Collected data:
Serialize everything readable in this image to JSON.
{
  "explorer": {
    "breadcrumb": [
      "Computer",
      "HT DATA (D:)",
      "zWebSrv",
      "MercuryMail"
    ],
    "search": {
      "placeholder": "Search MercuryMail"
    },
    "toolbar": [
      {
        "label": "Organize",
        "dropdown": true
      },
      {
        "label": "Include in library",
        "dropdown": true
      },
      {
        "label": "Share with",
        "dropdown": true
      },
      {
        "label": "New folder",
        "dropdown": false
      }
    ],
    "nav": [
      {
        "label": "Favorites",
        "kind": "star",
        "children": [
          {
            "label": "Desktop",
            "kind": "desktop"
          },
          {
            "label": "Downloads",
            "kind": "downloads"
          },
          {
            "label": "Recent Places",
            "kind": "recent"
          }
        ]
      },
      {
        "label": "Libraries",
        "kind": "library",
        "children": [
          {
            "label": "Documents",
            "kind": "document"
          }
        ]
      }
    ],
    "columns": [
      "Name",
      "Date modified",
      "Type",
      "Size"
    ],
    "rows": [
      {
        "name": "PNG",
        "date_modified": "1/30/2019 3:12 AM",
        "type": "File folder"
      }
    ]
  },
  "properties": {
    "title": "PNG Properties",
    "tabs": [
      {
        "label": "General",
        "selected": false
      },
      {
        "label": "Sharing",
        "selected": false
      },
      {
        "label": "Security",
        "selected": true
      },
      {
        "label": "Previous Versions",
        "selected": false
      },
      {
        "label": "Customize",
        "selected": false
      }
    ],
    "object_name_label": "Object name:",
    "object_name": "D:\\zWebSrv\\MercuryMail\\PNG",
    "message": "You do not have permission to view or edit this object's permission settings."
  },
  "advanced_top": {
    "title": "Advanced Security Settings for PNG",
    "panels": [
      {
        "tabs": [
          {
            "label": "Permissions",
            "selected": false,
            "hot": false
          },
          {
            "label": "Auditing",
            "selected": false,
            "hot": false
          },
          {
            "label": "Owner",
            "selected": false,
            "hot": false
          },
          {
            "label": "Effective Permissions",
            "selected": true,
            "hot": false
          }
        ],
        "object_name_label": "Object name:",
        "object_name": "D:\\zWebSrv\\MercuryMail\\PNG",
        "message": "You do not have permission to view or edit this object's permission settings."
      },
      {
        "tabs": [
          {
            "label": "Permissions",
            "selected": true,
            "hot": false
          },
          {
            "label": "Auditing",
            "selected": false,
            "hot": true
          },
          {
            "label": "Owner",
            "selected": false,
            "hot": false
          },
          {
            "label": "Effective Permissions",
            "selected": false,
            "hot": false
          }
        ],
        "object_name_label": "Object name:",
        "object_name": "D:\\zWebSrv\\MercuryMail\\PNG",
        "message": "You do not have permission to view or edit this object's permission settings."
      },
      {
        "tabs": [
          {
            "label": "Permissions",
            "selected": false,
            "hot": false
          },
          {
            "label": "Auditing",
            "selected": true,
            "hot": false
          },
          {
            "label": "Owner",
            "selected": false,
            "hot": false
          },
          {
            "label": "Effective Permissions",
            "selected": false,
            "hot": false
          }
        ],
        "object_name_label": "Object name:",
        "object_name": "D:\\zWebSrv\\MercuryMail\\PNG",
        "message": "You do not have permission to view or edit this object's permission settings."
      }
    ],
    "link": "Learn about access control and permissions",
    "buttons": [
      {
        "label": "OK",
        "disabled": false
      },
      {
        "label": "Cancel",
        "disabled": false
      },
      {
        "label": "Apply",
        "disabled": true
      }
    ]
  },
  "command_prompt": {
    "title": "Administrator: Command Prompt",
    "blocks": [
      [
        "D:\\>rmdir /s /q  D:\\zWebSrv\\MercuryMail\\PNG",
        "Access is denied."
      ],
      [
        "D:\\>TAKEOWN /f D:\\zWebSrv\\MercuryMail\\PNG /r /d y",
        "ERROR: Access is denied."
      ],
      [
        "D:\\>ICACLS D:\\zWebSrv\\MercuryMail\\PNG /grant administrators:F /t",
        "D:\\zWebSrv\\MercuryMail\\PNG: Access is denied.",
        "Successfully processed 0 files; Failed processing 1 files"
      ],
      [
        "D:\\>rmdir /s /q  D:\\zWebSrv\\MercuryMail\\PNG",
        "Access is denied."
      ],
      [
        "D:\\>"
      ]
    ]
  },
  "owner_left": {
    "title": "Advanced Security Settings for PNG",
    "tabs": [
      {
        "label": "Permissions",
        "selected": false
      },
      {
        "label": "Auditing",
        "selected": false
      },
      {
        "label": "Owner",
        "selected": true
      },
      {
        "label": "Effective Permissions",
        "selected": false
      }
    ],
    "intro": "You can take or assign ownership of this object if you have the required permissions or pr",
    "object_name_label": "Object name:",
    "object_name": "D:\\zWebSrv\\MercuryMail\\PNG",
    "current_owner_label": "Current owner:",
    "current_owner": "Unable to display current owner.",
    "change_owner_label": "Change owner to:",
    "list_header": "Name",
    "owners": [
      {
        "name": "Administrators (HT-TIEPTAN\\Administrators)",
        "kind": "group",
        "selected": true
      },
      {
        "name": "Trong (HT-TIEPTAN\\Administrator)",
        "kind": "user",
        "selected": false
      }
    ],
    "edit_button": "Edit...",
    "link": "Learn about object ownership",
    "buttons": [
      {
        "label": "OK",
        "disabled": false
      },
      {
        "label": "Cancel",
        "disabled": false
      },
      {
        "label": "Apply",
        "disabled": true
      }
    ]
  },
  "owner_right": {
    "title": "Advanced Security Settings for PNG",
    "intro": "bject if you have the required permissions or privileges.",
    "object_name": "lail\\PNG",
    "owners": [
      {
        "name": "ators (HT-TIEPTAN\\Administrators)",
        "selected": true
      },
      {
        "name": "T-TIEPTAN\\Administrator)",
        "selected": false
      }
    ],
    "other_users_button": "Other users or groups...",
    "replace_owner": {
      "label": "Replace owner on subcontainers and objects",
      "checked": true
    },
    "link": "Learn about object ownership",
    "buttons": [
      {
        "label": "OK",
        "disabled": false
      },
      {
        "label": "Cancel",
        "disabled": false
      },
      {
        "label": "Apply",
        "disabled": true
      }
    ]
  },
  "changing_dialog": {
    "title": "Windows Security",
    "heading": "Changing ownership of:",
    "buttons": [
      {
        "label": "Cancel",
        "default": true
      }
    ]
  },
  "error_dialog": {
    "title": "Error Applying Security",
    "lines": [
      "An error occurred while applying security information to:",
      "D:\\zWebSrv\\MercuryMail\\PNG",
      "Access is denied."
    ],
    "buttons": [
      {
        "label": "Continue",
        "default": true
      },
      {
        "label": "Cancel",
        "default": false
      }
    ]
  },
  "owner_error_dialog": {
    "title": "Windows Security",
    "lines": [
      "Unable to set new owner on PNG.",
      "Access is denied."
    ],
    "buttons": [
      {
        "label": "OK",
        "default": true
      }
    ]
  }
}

- **Goal**
Output the data above exactly, please, line for line.

- **The completed task**
Serialize everything readable in this image to JSON.
{
  "explorer": {
    "breadcrumb": [
      "Computer",
      "HT DATA (D:)",
      "zWebSrv",
      "MercuryMail"
    ],
    "search": {
      "placeholder": "Search MercuryMail"
    },
    "toolbar": [
      {
        "label": "Organize",
        "dropdown": true
      },
      {
        "label": "Include in library",
        "dropdown": true
      },
      {
        "label": "Share with",
        "dropdown": true
      },
      {
        "label": "New folder",
        "dropdown": false
      }
    ],
    "nav": [
      {
        "label": "Favorites",
        "kind": "star",
        "children": [
          {
            "label": "Desktop",
            "kind": "desktop"
          },
          {
            "label": "Downloads",
            "kind": "downloads"
          },
          {
            "label": "Recent Places",
            "kind": "recent"
          }
        ]
      },
      {
        "label": "Libraries",
        "kind": "library",
        "children": [
          {
            "label": "Documents",
            "kind": "document"
          }
        ]
      }
    ],
    "columns": [
      "Name",
      "Date modified",
      "Type",
      "Size"
    ],
    "rows": [
      {
        "name": "PNG",
        "date_modified": "1/30/2019 3:12 AM",
        "type": "File folder"
      }
    ]
  },
  "properties": {
    "title": "PNG Properties",
    "tabs": [
      {
        "label": "General",
        "selected": false
      },
      {
        "label": "Sharing",
        "selected": false
      },
      {
        "label": "Security",
        "selected": true
      },
      {
        "label": "Previous Versions",
        "selected": false
      },
      {
        "label": "Customize",
        "selected": false
      }
    ],
    "object_name_label": "Object name:",
    "object_name": "D:\\zWebSrv\\MercuryMail\\PNG",
    "message": "You do not have permission to view or edit this object's permission settings."
  },
  "advanced_top": {
    "title": "Advanced Security Settings for PNG",
    "panels": [
      {
        "tabs": [
          {
            "label": "Permissions",
            "selected": false,
            "hot": false
          },
          {
            "label": "Auditing",
            "selected": false,
            "hot": false
          },
          {
            "label": "Owner",
            "selected": false,
            "hot": false
          },
          {
            "label": "Effective Permissions",
            "selected": true,
            "hot": false
          }
        ],
        "object_name_label": "Object name:",
        "object_name": "D:\\zWebSrv\\MercuryMail\\PNG",
        "message": "You do not have permission to view or edit this object's permission settings."
      },
      {
        "tabs": [
          {
            "label": "Permissions",
            "selected": true,
            "hot": false
          },
          {
            "label": "Auditing",
            "selected": false,
            "hot": true
          },
          {
            "label": "Owner",
            "selected": false,
            "hot": false
          },
          {
            "label": "Effective Permissions",
            "selected": false,
            "hot": false
          }
        ],
        "object_name_label": "Object name:",
        "object_name": "D:\\zWebSrv\\MercuryMail\\PNG",
        "message": "You do not have permission to view or edit this object's permission settings."
      },
      {
        "tabs": [
          {
            "label": "Permissions",
            "selected": false,
            "hot": false
          },
          {
            "label": "Auditing",
            "selected": true,
            "hot": false
          },
          {
            "label": "Owner",
            "selected": false,
            "hot": false
          },
          {
            "label": "Effective Permissions",
            "selected": false,
            "hot": false
          }
        ],
        "object_name_label": "Object name:",
        "object_name": "D:\\zWebSrv\\MercuryMail\\PNG",
        "message": "You do not have permission to view or edit this object's permission settings."
      }
    ],
    "link": "Learn about access control and permissions",
    "buttons": [
      {
        "label": "OK",
        "disabled": false
      },
      {
        "label": "Cancel",
        "disabled": false
      },
      {
        "label": "Apply",
        "disabled": true
      }
    ]
  },
  "command_prompt": {
    "title": "Administrator: Command Prompt",
    "blocks": [
      [
        "D:\\>rmdir /s /q  D:\\zWebSrv\\MercuryMail\\PNG",
        "Access is denied."
      ],
      [
        "D:\\>TAKEOWN /f D:\\zWebSrv\\MercuryMail\\PNG /r /d y",
        "ERROR: Access is denied."
      ],
      [
        "D:\\>ICACLS D:\\zWebSrv\\MercuryMail\\PNG /grant administrators:F /t",
        "D:\\zWebSrv\\MercuryMail\\PNG: Access is denied.",
        "Successfully processed 0 files; Failed processing 1 files"
      ],
      [
        "D:\\>rmdir /s /q  D:\\zWebSrv\\MercuryMail\\PNG",
        "Access is denied."
      ],
      [
        "D:\\>"
      ]
    ]
  },
  "owner_left": {
    "title": "Advanced Security Settings for PNG",
    "tabs": [
      {
        "label": "Permissions",
        "selected": false
      },
      {
        "label": "Auditing",
        "selected": false
      },
      {
        "label": "Owner",
        "selected": true
      },
      {
        "label": "Effective Permissions",
        "selected": false
      }
    ],
    "intro": "You can take or assign ownership of this object if you have the required permissions or pr",
    "object_name_label": "Object name:",
    "object_name": "D:\\zWebSrv\\MercuryMail\\PNG",
    "current_owner_label": "Current owner:",
    "current_owner": "Unable to display current owner.",
    "change_owner_label": "Change owner to:",
    "list_header": "Name",
    "owners": [
      {
        "name": "Administrators (HT-TIEPTAN\\Administrators)",
        "kind": "group",
        "selected": true
      },
      {
        "name": "Trong (HT-TIEPTAN\\Administrator)",
        "kind": "user",
        "selected": false
      }
    ],
    "edit_button": "Edit...",
    "link": "Learn about object ownership",
    "buttons": [
      {
        "label": "OK",
        "disabled": false
      },
      {
        "label": "Cancel",
        "disabled": false
      },
      {
        "label": "Apply",
        "disabled": true
      }
    ]
  },
  "owner_right": {
    "title": "Advanced Security Settings for PNG",
    "intro": "bject if you have the required permissions or privileges.",
    "object_name": "lail\\PNG",
    "owners": [
      {
        "name": "ators (HT-TIEPTAN\\Administrators)",
        "selected": true
      },
      {
        "name": "T-TIEPTAN\\Administrator)",
        "selected": false
      }
    ],
    "other_users_button": "Other users or groups...",
    "replace_owner": {
      "label": "Replace owner on subcontainers and objects",
      "checked": true
    },
    "link": "Learn about object ownership",
    "buttons": [
      {
        "label": "OK",
        "disabled": false
      },
      {
        "label": "Cancel",
        "disabled": false
      },
      {
        "label": "Apply",
        "disabled": true
      }
    ]
  },
  "changing_dialog": {
    "title": "Windows Security",
    "heading": "Changing ownership of:",
    "buttons": [
      {
        "label": "Cancel",
        "default": true
      }
    ]
  },
  "error_dialog": {
    "title": "Error Applying Security",
    "lines": [
      "An error occurred while applying security information to:",
      "D:\\zWebSrv\\MercuryMail\\PNG",
      "Access is denied."
    ],
    "buttons": [
      {
        "label": "Continue",
        "default": true
      },
      {
        "label": "Cancel",
        "default": false
      }
    ]
  },
  "owner_error_dialog": {
    "title": "Windows Security",
    "lines": [
      "Unable to set new owner on PNG.",
      "Access is denied."
    ],
    "buttons": [
      {
        "label": "OK",
        "default": true
      }
    ]
  }
}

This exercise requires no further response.